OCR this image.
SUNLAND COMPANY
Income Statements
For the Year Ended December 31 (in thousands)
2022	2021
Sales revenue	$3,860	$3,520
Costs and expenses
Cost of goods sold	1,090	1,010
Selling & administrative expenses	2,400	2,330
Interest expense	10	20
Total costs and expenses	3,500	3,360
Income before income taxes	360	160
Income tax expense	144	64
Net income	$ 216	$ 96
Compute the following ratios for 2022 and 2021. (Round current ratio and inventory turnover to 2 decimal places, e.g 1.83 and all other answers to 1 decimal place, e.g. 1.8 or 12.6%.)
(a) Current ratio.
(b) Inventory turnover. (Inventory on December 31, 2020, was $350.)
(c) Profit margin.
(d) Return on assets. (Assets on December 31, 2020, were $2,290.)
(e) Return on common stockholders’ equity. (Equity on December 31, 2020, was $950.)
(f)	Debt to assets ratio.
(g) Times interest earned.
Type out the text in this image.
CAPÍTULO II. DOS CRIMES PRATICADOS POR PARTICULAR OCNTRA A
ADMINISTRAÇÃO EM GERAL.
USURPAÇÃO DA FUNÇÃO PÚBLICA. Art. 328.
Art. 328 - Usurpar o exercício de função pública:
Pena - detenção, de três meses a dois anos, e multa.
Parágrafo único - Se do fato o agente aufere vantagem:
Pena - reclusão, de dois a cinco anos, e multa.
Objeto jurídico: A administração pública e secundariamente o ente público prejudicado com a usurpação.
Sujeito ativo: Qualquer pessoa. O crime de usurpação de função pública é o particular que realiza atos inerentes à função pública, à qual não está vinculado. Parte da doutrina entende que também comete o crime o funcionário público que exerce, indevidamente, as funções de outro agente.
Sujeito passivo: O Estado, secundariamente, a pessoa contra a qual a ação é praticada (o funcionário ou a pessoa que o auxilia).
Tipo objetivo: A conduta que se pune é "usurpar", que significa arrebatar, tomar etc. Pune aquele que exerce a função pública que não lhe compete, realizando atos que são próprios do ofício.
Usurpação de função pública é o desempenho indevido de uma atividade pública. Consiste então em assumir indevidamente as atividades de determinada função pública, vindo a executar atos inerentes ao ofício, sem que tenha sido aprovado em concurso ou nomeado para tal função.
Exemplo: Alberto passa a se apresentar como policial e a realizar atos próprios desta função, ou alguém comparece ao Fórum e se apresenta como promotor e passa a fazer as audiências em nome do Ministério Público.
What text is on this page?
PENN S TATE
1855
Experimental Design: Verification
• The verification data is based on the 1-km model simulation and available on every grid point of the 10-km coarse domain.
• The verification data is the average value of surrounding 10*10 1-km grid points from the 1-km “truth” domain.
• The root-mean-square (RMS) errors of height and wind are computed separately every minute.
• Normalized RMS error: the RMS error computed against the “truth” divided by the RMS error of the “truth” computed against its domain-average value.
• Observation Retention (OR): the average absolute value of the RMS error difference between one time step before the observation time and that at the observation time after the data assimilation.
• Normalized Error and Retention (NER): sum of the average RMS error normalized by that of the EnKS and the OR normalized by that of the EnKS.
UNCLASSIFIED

____________

WORK TO BE COMPLETED:
Reproduce the listing in full. Keep it exactly as written.

FULL RESPONSE:
OCR this image.
SUNLAND COMPANY
Income Statements
For the Year Ended December 31 (in thousands)
2022	2021
Sales revenue	$3,860	$3,520
Costs and expenses
Cost of goods sold	1,090	1,010
Selling & administrative expenses	2,400	2,330
Interest expense	10	20
Total costs and expenses	3,500	3,360
Income before income taxes	360	160
Income tax expense	144	64
Net income	$ 216	$ 96
Compute the following ratios for 2022 and 2021. (Round current ratio and inventory turnover to 2 decimal places, e.g 1.83 and all other answers to 1 decimal place, e.g. 1.8 or 12.6%.)
(a) Current ratio.
(b) Inventory turnover. (Inventory on December 31, 2020, was $350.)
(c) Profit margin.
(d) Return on assets. (Assets on December 31, 2020, were $2,290.)
(e) Return on common stockholders’ equity. (Equity on December 31, 2020, was $950.)
(f)	Debt to assets ratio.
(g) Times interest earned.
Type out the text in this image.
CAPÍTULO II. DOS CRIMES PRATICADOS POR PARTICULAR OCNTRA A
ADMINISTRAÇÃO EM GERAL.
USURPAÇÃO DA FUNÇÃO PÚBLICA. Art. 328.
Art. 328 - Usurpar o exercício de função pública:
Pena - detenção, de três meses a dois anos, e multa.
Parágrafo único - Se do fato o agente aufere vantagem:
Pena - reclusão, de dois a cinco anos, e multa.
Objeto jurídico: A administração pública e secundariamente o ente público prejudicado com a usurpação.
Sujeito ativo: Qualquer pessoa. O crime de usurpação de função pública é o particular que realiza atos inerentes à função pública, à qual não está vinculado. Parte da doutrina entende que também comete o crime o funcionário público que exerce, indevidamente, as funções de outro agente.
Sujeito passivo: O Estado, secundariamente, a pessoa contra a qual a ação é praticada (o funcionário ou a pessoa que o auxilia).
Tipo objetivo: A conduta que se pune é "usurpar", que significa arrebatar, tomar etc. Pune aquele que exerce a função pública que não lhe compete, realizando atos que são próprios do ofício.
Usurpação de função pública é o desempenho indevido de uma atividade pública. Consiste então em assumir indevidamente as atividades de determinada função pública, vindo a executar atos inerentes ao ofício, sem que tenha sido aprovado em concurso ou nomeado para tal função.
Exemplo: Alberto passa a se apresentar como policial e a realizar atos próprios desta função, ou alguém comparece ao Fórum e se apresenta como promotor e passa a fazer as audiências em nome do Ministério Público.
What text is on this page?
PENN S TATE
1855
Experimental Design: Verification
• The verification data is based on the 1-km model simulation and available on every grid point of the 10-km coarse domain.
• The verification data is the average value of surrounding 10*10 1-km grid points from the 1-km “truth” domain.
• The root-mean-square (RMS) errors of height and wind are computed separately every minute.
• Normalized RMS error: the RMS error computed against the “truth” divided by the RMS error of the “truth” computed against its domain-average value.
• Observation Retention (OR): the average absolute value of the RMS error difference between one time step before the observation time and that at the observation time after the data assimilation.
• Normalized Error and Retention (NER): sum of the average RMS error normalized by that of the EnKS and the OR normalized by that of the EnKS.
UNCLASSIFIED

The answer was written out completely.